━━━━━ Listed entries

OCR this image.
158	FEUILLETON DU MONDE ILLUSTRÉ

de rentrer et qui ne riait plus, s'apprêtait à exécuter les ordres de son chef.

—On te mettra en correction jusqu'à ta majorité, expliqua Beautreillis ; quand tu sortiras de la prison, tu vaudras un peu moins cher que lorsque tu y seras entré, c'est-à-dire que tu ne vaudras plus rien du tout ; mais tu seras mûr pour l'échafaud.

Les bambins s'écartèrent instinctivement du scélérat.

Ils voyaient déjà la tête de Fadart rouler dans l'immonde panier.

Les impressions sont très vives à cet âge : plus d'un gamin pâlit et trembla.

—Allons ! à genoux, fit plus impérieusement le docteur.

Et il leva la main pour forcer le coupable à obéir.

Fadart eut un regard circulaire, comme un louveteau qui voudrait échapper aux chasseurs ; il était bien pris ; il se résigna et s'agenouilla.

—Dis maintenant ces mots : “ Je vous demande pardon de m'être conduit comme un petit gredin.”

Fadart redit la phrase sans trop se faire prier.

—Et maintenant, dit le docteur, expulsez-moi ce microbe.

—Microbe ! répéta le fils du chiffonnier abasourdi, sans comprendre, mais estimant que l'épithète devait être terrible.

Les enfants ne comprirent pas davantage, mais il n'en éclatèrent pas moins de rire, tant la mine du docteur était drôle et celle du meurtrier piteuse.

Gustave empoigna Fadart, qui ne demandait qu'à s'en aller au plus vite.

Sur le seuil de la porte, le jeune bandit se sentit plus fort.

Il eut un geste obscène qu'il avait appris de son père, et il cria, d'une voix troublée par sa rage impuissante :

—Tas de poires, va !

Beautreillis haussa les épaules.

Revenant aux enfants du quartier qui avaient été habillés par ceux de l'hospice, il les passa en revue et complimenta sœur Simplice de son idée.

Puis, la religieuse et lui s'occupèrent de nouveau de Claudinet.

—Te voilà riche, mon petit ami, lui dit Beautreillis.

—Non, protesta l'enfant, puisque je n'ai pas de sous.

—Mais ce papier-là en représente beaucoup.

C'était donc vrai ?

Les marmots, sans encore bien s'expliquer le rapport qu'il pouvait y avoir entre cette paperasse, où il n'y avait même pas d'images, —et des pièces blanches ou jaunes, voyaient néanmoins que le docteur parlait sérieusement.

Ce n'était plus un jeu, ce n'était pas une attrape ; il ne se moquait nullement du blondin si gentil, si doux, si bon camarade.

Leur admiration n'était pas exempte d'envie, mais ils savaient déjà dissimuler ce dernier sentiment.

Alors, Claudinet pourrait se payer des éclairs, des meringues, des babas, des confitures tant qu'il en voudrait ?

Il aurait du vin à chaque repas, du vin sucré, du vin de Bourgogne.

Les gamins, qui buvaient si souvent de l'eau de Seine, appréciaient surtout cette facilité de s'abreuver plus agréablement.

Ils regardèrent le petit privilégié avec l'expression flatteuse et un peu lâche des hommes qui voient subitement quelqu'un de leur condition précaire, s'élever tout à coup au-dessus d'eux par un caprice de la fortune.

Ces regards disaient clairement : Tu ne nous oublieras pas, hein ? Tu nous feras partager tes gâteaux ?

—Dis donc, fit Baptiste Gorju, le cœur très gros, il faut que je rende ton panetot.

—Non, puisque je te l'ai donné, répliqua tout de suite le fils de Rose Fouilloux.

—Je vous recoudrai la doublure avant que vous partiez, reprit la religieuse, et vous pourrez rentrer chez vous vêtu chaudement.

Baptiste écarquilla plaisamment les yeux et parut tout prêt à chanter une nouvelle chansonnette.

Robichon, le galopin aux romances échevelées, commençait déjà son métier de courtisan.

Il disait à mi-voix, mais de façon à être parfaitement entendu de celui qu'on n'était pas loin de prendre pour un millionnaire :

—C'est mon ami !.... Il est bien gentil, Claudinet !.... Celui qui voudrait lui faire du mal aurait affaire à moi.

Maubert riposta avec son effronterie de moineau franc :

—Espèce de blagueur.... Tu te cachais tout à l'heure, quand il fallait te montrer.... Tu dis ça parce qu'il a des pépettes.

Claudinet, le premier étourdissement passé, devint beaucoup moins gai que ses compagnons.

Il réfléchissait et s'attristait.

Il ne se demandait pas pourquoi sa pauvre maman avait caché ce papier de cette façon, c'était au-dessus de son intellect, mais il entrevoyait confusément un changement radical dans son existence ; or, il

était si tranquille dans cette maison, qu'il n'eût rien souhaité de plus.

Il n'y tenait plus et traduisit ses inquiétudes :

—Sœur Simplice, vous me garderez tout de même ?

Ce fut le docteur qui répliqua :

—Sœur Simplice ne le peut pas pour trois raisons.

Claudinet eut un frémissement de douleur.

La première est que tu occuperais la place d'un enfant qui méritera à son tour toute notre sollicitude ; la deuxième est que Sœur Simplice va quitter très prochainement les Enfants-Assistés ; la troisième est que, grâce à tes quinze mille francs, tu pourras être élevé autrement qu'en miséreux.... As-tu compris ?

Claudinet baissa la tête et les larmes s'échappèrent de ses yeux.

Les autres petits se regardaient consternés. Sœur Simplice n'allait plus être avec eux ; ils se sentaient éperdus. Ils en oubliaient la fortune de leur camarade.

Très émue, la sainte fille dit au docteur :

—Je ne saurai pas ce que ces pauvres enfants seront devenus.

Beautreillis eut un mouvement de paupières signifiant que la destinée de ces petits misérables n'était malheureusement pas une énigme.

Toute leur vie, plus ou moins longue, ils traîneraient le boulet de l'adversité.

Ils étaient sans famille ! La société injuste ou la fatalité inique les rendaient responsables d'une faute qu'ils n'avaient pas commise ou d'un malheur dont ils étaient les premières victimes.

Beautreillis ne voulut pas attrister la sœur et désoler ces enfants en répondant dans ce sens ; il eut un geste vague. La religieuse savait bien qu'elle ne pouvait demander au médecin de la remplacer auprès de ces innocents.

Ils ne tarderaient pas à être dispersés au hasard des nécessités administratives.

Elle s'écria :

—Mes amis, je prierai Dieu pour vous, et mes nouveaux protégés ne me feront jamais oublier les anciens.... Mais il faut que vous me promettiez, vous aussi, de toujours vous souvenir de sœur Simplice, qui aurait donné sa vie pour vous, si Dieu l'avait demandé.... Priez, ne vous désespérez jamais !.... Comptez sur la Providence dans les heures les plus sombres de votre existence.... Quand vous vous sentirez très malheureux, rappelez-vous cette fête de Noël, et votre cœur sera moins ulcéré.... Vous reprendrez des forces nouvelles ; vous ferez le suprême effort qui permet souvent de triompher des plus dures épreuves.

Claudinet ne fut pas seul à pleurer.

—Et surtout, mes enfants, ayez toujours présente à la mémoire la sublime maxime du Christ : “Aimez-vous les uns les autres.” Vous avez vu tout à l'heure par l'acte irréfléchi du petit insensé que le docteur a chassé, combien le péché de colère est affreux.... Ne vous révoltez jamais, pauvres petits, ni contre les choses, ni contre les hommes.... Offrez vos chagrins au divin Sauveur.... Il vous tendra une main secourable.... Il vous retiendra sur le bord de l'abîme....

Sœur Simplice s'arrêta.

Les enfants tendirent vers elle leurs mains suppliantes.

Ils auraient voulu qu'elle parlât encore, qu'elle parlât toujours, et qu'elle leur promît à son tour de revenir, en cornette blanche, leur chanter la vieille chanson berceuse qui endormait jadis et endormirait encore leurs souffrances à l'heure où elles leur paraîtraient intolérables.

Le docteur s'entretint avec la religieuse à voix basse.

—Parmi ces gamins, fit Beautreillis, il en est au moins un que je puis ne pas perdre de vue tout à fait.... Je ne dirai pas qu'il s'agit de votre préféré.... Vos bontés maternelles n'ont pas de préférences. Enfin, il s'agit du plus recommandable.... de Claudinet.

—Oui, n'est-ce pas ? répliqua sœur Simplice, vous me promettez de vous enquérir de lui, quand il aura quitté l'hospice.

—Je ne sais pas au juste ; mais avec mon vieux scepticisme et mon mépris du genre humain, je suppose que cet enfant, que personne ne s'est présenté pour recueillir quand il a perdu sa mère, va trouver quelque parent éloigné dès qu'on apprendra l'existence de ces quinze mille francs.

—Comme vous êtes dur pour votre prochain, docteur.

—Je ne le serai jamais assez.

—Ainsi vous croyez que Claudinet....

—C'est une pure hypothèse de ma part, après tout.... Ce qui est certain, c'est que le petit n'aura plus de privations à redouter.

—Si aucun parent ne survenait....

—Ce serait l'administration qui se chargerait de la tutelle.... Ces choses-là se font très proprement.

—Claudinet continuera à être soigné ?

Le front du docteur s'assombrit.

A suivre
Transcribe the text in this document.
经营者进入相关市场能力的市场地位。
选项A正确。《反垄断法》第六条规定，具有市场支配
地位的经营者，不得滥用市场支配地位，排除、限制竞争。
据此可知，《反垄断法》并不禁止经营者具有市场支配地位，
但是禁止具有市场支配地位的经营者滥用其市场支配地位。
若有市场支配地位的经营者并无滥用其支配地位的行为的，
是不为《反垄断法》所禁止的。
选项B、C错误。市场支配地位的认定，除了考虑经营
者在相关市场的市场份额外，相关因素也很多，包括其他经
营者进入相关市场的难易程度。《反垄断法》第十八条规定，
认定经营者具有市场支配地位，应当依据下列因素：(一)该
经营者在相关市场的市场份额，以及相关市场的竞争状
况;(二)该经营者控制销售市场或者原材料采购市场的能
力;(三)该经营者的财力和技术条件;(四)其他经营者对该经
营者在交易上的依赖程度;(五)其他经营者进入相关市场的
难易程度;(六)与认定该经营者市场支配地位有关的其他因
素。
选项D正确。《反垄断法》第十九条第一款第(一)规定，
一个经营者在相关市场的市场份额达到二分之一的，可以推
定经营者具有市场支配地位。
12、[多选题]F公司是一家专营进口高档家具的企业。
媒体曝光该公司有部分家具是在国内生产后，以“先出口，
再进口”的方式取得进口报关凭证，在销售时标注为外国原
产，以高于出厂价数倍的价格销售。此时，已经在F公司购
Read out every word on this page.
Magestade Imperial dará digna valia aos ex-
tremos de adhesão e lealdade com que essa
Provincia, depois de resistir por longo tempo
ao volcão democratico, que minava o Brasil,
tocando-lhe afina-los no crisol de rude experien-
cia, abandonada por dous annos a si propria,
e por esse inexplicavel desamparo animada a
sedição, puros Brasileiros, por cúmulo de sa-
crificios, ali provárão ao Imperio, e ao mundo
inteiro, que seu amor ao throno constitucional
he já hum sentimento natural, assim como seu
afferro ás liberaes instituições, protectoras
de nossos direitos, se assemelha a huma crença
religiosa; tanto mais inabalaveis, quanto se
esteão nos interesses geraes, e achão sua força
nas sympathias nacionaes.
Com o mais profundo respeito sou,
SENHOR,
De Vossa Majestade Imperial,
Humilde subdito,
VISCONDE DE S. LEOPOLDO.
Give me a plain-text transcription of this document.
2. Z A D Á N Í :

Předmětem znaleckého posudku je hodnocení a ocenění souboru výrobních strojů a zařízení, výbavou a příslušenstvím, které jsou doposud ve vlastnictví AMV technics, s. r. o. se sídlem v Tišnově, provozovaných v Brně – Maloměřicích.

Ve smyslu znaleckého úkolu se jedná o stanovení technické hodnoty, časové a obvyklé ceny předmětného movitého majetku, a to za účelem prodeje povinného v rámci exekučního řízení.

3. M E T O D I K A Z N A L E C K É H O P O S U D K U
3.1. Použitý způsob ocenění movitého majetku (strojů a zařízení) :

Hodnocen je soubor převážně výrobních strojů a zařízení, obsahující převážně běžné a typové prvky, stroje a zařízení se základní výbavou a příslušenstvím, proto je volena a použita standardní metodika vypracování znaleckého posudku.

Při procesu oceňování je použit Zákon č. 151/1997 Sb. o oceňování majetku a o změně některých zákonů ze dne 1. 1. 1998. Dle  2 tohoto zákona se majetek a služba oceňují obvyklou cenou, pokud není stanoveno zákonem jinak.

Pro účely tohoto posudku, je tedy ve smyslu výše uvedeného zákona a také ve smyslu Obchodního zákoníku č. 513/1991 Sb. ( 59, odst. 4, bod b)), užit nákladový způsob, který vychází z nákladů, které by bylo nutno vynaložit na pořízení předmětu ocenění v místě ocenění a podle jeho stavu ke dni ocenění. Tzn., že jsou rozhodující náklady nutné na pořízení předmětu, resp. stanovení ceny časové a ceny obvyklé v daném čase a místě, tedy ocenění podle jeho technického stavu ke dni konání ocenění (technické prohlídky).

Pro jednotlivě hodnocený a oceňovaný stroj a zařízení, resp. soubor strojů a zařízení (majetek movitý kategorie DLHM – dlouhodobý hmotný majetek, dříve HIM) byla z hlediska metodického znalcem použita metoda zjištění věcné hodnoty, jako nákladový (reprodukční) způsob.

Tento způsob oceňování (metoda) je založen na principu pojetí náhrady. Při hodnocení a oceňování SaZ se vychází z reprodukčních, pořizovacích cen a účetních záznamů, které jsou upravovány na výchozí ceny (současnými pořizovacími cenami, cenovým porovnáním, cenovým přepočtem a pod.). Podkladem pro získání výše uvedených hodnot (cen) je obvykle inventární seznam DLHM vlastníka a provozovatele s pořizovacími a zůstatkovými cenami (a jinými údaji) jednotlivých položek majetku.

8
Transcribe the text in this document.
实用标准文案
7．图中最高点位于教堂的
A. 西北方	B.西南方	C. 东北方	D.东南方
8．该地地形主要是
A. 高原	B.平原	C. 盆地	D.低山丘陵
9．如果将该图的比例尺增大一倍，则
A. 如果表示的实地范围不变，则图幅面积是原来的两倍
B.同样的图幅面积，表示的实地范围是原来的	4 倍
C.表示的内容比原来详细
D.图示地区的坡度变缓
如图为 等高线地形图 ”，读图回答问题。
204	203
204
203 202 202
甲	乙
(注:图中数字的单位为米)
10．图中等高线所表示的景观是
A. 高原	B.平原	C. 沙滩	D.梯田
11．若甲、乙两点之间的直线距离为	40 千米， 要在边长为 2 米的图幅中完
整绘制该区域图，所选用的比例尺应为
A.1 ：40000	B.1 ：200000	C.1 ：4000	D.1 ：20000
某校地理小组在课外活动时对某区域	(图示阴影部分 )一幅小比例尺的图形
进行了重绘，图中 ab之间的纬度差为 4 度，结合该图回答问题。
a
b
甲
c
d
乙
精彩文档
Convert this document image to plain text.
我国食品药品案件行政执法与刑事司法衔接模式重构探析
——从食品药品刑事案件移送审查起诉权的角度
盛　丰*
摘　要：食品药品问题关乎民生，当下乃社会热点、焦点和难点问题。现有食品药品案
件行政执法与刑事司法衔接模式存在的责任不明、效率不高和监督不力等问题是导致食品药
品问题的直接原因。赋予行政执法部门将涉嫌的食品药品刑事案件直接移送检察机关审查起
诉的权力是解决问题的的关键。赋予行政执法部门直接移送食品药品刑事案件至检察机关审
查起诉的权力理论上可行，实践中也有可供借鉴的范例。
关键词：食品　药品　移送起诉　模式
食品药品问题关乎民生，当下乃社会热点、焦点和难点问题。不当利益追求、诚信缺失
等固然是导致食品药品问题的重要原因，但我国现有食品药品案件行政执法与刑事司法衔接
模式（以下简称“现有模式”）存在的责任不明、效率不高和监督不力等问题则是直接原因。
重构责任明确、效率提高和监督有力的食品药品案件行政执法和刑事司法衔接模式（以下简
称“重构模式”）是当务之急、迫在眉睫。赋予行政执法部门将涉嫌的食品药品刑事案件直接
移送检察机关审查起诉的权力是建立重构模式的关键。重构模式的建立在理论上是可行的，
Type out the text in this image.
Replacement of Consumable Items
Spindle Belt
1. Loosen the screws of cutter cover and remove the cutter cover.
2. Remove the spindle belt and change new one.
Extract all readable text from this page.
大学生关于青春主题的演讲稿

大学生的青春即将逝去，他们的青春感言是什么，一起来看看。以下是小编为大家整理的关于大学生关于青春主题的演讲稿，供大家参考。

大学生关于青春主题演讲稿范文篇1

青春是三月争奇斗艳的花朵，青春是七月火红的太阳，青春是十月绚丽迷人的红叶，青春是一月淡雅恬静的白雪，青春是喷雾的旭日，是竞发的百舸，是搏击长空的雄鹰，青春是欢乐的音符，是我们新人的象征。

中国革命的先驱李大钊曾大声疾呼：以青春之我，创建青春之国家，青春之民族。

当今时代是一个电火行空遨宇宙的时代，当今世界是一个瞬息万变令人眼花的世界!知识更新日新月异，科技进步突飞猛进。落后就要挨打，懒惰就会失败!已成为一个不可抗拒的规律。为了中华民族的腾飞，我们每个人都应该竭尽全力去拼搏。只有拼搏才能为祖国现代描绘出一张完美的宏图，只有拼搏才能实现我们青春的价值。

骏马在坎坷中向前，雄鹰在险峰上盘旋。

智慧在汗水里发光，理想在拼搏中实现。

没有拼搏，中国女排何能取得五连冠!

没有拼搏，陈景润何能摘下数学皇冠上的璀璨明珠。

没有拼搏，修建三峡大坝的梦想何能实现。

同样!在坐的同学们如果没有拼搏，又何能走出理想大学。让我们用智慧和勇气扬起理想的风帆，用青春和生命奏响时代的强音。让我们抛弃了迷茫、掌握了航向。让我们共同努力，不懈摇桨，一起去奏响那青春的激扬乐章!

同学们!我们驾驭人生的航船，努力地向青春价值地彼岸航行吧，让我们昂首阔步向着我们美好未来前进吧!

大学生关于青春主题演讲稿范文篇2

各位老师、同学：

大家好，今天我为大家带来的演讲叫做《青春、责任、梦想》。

━━━━━━━━━━

#### Exercise requirements
Give back the lines above exactly, from the one with "Extract all readable text from this page." through the last line.

#### The output
Extract all readable text from this page.
大学生关于青春主题的演讲稿

大学生的青春即将逝去，他们的青春感言是什么，一起来看看。以下是小编为大家整理的关于大学生关于青春主题的演讲稿，供大家参考。

大学生关于青春主题演讲稿范文篇1

青春是三月争奇斗艳的花朵，青春是七月火红的太阳，青春是十月绚丽迷人的红叶，青春是一月淡雅恬静的白雪，青春是喷雾的旭日，是竞发的百舸，是搏击长空的雄鹰，青春是欢乐的音符，是我们新人的象征。

中国革命的先驱李大钊曾大声疾呼：以青春之我，创建青春之国家，青春之民族。

当今时代是一个电火行空遨宇宙的时代，当今世界是一个瞬息万变令人眼花的世界!知识更新日新月异，科技进步突飞猛进。落后就要挨打，懒惰就会失败!已成为一个不可抗拒的规律。为了中华民族的腾飞，我们每个人都应该竭尽全力去拼搏。只有拼搏才能为祖国现代描绘出一张完美的宏图，只有拼搏才能实现我们青春的价值。

骏马在坎坷中向前，雄鹰在险峰上盘旋。

智慧在汗水里发光，理想在拼搏中实现。

没有拼搏，中国女排何能取得五连冠!

没有拼搏，陈景润何能摘下数学皇冠上的璀璨明珠。

没有拼搏，修建三峡大坝的梦想何能实现。

同样!在坐的同学们如果没有拼搏，又何能走出理想大学。让我们用智慧和勇气扬起理想的风帆，用青春和生命奏响时代的强音。让我们抛弃了迷茫、掌握了航向。让我们共同努力，不懈摇桨，一起去奏响那青春的激扬乐章!

同学们!我们驾驭人生的航船，努力地向青春价值地彼岸航行吧，让我们昂首阔步向着我们美好未来前进吧!

大学生关于青春主题演讲稿范文篇2

各位老师、同学：

大家好，今天我为大家带来的演讲叫做《青春、责任、梦想》。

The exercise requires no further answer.